> _Exercise task_
Select all lines with the string "BINANCE" in them, and copy those lines.

(Figure collection entries)
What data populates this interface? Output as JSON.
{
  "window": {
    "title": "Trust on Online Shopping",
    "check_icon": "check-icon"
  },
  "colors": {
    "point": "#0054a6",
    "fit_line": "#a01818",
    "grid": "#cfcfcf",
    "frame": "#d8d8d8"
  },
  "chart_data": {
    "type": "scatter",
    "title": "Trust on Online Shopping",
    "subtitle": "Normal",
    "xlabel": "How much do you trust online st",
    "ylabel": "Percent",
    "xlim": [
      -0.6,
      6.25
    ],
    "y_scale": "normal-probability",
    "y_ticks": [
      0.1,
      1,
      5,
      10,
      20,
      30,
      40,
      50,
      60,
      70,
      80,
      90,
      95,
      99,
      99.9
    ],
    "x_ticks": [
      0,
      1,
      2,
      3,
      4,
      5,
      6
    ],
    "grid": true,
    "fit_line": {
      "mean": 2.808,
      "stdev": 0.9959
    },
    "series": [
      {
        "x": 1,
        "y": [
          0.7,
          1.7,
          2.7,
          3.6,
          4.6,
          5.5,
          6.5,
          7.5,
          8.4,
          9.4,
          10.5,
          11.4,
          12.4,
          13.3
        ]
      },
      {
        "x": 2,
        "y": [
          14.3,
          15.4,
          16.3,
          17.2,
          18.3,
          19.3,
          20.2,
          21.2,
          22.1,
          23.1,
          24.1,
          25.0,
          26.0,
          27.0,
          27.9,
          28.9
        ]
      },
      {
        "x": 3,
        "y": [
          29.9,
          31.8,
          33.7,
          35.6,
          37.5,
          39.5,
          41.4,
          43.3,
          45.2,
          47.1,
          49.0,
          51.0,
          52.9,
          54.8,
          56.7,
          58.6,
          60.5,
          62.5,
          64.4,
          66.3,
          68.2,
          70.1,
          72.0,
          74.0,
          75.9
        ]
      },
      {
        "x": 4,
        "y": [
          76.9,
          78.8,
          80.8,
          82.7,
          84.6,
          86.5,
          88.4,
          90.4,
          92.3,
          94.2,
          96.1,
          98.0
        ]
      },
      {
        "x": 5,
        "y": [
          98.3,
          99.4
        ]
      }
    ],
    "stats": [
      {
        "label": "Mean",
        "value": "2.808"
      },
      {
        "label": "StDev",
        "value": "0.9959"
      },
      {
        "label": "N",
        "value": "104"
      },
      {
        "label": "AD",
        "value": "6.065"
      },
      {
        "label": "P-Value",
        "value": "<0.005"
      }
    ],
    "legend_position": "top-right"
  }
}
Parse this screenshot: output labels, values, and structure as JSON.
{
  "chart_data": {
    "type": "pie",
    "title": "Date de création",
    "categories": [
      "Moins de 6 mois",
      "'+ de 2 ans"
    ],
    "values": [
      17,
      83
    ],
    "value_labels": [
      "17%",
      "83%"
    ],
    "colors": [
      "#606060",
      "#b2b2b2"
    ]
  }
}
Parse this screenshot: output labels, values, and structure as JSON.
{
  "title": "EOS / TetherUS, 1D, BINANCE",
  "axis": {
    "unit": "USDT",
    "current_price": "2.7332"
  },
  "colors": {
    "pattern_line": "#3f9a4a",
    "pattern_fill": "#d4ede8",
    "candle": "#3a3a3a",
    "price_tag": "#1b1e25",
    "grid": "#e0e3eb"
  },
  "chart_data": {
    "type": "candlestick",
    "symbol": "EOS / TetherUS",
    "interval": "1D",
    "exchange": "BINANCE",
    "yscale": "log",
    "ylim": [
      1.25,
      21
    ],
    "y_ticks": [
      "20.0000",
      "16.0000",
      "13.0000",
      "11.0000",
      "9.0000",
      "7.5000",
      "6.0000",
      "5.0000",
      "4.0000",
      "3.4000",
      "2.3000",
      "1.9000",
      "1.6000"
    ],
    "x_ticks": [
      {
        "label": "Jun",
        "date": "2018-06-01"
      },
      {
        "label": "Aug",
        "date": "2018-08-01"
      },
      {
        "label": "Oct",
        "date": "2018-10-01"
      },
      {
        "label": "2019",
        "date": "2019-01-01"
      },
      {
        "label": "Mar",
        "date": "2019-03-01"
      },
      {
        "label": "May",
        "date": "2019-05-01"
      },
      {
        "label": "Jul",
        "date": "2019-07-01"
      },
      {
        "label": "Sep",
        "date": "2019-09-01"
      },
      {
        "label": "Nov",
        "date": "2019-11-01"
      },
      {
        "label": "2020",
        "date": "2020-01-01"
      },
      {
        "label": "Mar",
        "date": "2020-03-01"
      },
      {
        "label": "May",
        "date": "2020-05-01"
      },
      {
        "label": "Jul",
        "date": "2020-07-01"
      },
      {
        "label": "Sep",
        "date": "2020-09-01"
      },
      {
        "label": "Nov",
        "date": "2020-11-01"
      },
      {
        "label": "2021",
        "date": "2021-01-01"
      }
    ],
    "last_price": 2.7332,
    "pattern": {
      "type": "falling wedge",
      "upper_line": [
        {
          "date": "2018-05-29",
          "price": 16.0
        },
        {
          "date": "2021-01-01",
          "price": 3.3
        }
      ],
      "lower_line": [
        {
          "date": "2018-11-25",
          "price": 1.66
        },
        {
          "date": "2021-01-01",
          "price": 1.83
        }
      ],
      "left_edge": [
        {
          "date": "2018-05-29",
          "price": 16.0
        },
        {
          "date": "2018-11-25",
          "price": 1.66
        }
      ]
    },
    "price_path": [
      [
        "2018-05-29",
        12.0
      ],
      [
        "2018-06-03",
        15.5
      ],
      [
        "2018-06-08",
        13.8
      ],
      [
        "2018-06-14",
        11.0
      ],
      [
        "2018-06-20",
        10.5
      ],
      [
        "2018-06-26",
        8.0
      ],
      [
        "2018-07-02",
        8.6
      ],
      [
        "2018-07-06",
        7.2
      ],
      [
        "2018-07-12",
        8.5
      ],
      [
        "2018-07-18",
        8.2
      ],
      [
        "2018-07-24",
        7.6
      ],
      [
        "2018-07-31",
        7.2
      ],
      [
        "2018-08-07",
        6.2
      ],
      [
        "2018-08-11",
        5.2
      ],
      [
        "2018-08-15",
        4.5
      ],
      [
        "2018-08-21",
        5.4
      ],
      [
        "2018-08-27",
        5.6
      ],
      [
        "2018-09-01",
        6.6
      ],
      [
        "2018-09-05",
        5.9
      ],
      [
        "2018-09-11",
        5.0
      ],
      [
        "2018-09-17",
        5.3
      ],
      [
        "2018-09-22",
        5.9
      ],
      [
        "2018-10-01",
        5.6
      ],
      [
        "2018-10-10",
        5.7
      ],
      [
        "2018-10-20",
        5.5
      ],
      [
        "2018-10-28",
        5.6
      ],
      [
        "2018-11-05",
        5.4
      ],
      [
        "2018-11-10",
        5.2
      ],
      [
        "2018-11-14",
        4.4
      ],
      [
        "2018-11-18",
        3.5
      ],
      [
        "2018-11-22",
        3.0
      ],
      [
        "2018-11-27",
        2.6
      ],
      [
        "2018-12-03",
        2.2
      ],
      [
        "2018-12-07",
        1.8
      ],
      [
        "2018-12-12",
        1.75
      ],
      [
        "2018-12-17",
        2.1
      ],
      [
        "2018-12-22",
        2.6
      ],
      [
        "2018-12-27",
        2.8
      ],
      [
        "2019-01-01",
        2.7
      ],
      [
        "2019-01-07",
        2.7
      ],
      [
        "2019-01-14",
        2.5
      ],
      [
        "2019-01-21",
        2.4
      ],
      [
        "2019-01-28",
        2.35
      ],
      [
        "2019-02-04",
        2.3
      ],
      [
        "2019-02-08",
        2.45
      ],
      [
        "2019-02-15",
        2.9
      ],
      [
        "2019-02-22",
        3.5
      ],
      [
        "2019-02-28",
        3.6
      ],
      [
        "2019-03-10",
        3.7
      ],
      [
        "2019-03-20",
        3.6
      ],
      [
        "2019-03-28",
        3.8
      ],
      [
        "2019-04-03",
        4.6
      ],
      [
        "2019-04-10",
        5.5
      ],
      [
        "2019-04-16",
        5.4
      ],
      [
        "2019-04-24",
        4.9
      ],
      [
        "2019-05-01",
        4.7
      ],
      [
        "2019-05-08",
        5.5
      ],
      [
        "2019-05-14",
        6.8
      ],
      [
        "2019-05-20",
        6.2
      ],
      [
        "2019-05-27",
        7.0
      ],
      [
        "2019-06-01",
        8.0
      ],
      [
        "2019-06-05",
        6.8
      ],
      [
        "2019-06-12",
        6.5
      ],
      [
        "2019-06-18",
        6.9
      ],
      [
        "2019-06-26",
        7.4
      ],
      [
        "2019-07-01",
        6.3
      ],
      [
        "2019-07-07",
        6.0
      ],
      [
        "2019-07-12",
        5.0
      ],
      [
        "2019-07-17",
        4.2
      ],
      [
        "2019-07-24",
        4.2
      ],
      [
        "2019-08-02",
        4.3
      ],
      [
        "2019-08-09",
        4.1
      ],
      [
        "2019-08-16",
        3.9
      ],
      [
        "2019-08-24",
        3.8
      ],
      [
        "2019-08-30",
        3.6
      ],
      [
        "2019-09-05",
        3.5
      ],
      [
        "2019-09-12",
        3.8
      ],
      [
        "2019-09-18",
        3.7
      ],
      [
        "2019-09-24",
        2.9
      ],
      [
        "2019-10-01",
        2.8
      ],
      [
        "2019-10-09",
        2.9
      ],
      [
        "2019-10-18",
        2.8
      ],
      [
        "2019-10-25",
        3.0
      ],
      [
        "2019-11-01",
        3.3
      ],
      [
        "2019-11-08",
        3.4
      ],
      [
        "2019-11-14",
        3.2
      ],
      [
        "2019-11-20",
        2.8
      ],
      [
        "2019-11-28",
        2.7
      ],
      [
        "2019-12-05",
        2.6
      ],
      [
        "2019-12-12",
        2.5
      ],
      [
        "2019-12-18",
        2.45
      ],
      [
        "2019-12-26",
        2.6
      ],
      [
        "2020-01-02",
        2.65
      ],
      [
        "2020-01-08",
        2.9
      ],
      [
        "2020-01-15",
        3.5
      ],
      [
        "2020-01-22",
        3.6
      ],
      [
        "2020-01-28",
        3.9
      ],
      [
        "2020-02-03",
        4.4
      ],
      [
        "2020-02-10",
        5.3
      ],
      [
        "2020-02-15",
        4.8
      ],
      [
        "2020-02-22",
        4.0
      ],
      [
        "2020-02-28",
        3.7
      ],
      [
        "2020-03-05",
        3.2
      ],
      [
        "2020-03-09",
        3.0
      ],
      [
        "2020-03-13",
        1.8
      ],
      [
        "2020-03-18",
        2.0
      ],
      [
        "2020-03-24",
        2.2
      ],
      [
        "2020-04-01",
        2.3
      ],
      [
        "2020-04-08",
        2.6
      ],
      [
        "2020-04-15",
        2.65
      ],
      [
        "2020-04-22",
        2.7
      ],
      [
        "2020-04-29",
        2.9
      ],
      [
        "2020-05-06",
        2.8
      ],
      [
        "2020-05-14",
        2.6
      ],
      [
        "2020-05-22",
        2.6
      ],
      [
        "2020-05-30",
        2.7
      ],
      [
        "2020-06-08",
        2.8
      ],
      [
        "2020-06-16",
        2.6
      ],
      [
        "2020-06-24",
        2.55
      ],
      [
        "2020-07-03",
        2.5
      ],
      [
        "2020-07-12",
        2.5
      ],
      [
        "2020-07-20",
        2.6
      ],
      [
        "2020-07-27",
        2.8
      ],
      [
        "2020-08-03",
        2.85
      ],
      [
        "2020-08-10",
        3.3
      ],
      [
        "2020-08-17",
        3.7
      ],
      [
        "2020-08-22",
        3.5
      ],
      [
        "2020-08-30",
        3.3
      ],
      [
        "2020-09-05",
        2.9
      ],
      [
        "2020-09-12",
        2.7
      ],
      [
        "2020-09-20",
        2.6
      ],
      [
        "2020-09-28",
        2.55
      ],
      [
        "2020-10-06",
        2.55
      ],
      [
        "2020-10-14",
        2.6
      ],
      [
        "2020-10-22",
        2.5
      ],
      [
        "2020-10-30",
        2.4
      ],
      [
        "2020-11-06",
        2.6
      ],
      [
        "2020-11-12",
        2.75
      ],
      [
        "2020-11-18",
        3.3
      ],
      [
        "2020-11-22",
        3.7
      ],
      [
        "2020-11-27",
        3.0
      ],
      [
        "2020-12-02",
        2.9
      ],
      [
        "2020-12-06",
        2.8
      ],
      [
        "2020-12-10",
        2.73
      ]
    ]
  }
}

> _Answer to this task_
  "title": "EOS / TetherUS, 1D, BINANCE",
    "exchange": "BINANCE",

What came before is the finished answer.